• [FRAGMENTO DADO]:
#####
Pandillas de Nueva York

Calificación: ****. Título original: Gangs of New York. Año de producción: 2002. Dirección: Martin Scorsese. Guión: Jay Cocks, Kenneth Lonergan, Steve Zallian. Actores: Leonardo Di Caprio, Daniel Day-Lewis, Cameron Díaz, Jim Broadbent, Liam Neeson, Henry Thomas, John C. Reilly, Brendan Gleeson.

Es una inmensa pintura que se mueve. Un hombre que se afeita le recuerda a su hijo, en el fondo de una caverna del principio de los tiempos, que "la sangre se queda en la navaja". Y muere unos minutos más tarde, en el centro del lienzo, al final de la horrible batalla por una pequeña plaza del Nueva York de 1846. Sí, así termina el combate: las dos pandillas –que son, en verdad, dos manadas con hambre- se asesinan con las puntas de los dedos, el huérfano espera las últimas palabras de su padre y la nieve se mancha de piedras y de sangre poco a poco. Es como si el pintor, el norteamericano Martin Scorsese, hubiera conseguido filmar el Infierno. Como si su cámara visitara, quinientos años más tarde, las pesadillas que pintaron El Bosco y Peter Brueghel, el viejo, en nombre de aquel Dios que sometía.

Pandillas de Nueva York es, para no ir más lejos, una obra maestra. No tanto por la historia que relata –que es, a fin de cuentas, la de una venganza- como por esas secuencias que  nos recuerdan que el lenguaje cinematográfico es capaz de contener las seis artes primeras y por aquellas estremecedoras noticias que nos trae del mundo que aún hoy soportamos. El protagonista de la tragedia, el joven Amsterdam Vallon, es expulsado de la Plaza Paraíso, en un barrio que la ciudad se empeña en olvidar, cuando es sólo ese niño que lo ha perdido todo. Y regresa, después de pasar dieciséis años en una correccional llamada "la puerta del Infierno", para vengar la muerte de su padre.

El lugar al que vuelve, que todos llaman "los cinco puntos", es una suma de esquinas abandonadas a su suerte. Charles Dickens lo describió, en 1841, como el territorio en donde "los cerdos se preguntan por qué sus amos caminan erguidos en vez de ir en cuatro patas y por qué hablan en vez de gruñir". "Todo lo asqueroso y decadente queda en este sitio", escribió. Y cuando Ámsterdam lo pisa de nuevo, en 1861, parece detenido en el tiempo: los políticos lo recuerdan cuando necesitan sus votos, los policías aparecen para pedir su parte de los robos y Bill "el carnicero" Cutting, el último americano verdadero, líder de una pandilla llamada "Los nativos", gobierna las calles a fuerza de atemorizar a todos los que las recorren y se resiste con toda su ira a que su país sea invadido por negros, chinos e irlandeses "amantes del Papa".
#####
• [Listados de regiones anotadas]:
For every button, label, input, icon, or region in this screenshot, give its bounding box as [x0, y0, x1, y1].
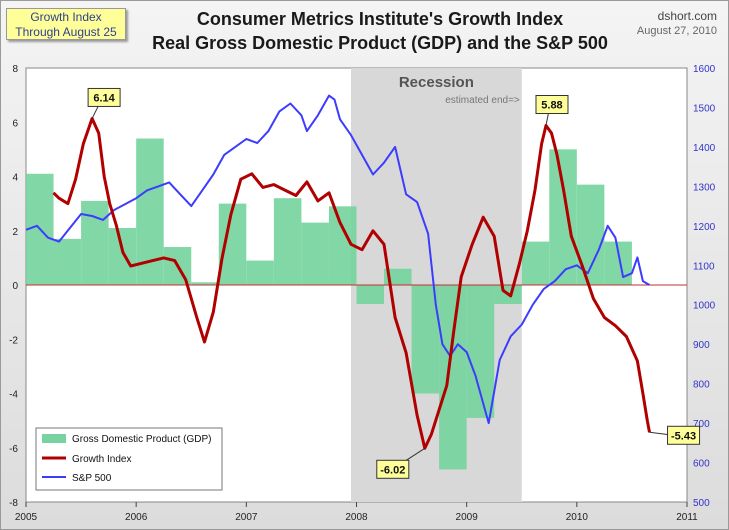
annotation-box: [667, 425, 701, 445]
note-line-1: Growth Index: [30, 10, 102, 24]
gdp-bar: [246, 260, 274, 285]
y-right-tick-label: 1000: [693, 301, 716, 312]
y-left-tick-label: -4: [9, 390, 18, 401]
gdp-bar: [549, 149, 577, 285]
through-date-note: Growth Index Through August 25: [6, 8, 126, 40]
y-left-tick-label: 8: [12, 64, 18, 75]
y-left-tick-label: 6: [12, 118, 18, 129]
gdp-bar: [356, 285, 385, 304]
recession-label: Recession: [399, 74, 474, 91]
gdp-bar: [218, 203, 247, 285]
y-right-tick-label: 700: [693, 419, 710, 430]
gdp-bar: [411, 285, 440, 394]
x-tick-label: 2008: [345, 512, 368, 523]
legend-label-growth: Growth Index: [72, 454, 131, 465]
annotation-box: [87, 87, 121, 107]
annotation-label: 5.88: [541, 100, 562, 112]
annotation-label: 6.14: [93, 92, 115, 104]
gdp-bar: [576, 184, 605, 285]
y-left-tick-label: 2: [12, 227, 18, 238]
y-left-tick-label: -6: [9, 444, 18, 455]
annotation-box: [535, 95, 569, 115]
gdp-bar: [53, 238, 82, 285]
y-left-tick-label: 0: [12, 281, 18, 292]
y-right-tick-label: 1300: [693, 182, 716, 193]
y-right-tick-label: 600: [693, 459, 710, 470]
x-tick-label: 2010: [566, 512, 589, 523]
legend-swatch-gdp: [42, 434, 66, 443]
y-right-tick-label: 1200: [693, 222, 716, 233]
annotation-label: -6.02: [380, 464, 405, 476]
source-label: dshort.com: [657, 9, 717, 23]
x-tick-label: 2005: [15, 512, 38, 523]
legend-box: [35, 427, 223, 491]
gdp-bar: [81, 200, 109, 285]
annotation-label: -5.43: [671, 430, 696, 442]
y-left-tick-label: -2: [9, 335, 18, 346]
x-tick-label: 2006: [125, 512, 148, 523]
y-right-tick-label: 1600: [693, 64, 716, 75]
y-left-tick-label: -8: [9, 498, 18, 509]
date-label: August 27, 2010: [636, 25, 717, 37]
gdp-bar: [273, 198, 302, 285]
chart-subtitle: Real Gross Domestic Product (GDP) and th…: [152, 33, 608, 53]
y-right-tick-label: 1500: [693, 103, 716, 114]
legend-label-gdp: Gross Domestic Product (GDP): [72, 434, 211, 445]
y-right-tick-label: 1100: [693, 261, 715, 272]
x-tick-label: 2009: [456, 512, 479, 523]
sp500-line: [25, 94, 651, 425]
recession-end-note: estimated end=>: [445, 95, 520, 106]
chart-title: Consumer Metrics Institute's Growth Inde…: [196, 9, 564, 29]
y-right-tick-label: 800: [693, 380, 710, 391]
gdp-bar: [108, 228, 137, 285]
y-right-tick-label: 500: [693, 498, 710, 509]
gdp-bar: [521, 241, 550, 285]
y-left-tick-label: 4: [12, 173, 18, 184]
x-tick-label: 2011: [676, 512, 698, 523]
x-tick-label: 2007: [235, 512, 258, 523]
annotation-box: [376, 459, 410, 479]
gdp-bar: [191, 282, 219, 285]
legend-label-sp500: S&P 500: [72, 473, 112, 484]
growth-index-line: [52, 117, 651, 450]
gdp-bar: [439, 285, 467, 470]
y-right-tick-label: 1400: [693, 143, 716, 154]
gdp-bar: [301, 222, 329, 285]
gdp-bar: [466, 285, 495, 418]
y-right-tick-label: 900: [693, 340, 710, 351]
note-line-2: Through August 25: [15, 25, 117, 39]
#####
Responde con lo que dice la reseña:
1. ¿En qué año se produjo la película?
2. ¿Cuántos años pasa Amsterdam Vallon en la correccional antes de regresar?
3. ¿En qué año describió Charles Dickens el lugar que todos llaman "los cinco puntos"?
El listado es material aparte y no tiene relación con la reseña.

1. En 2002.
2. Dieciséis años.
3. En 1841.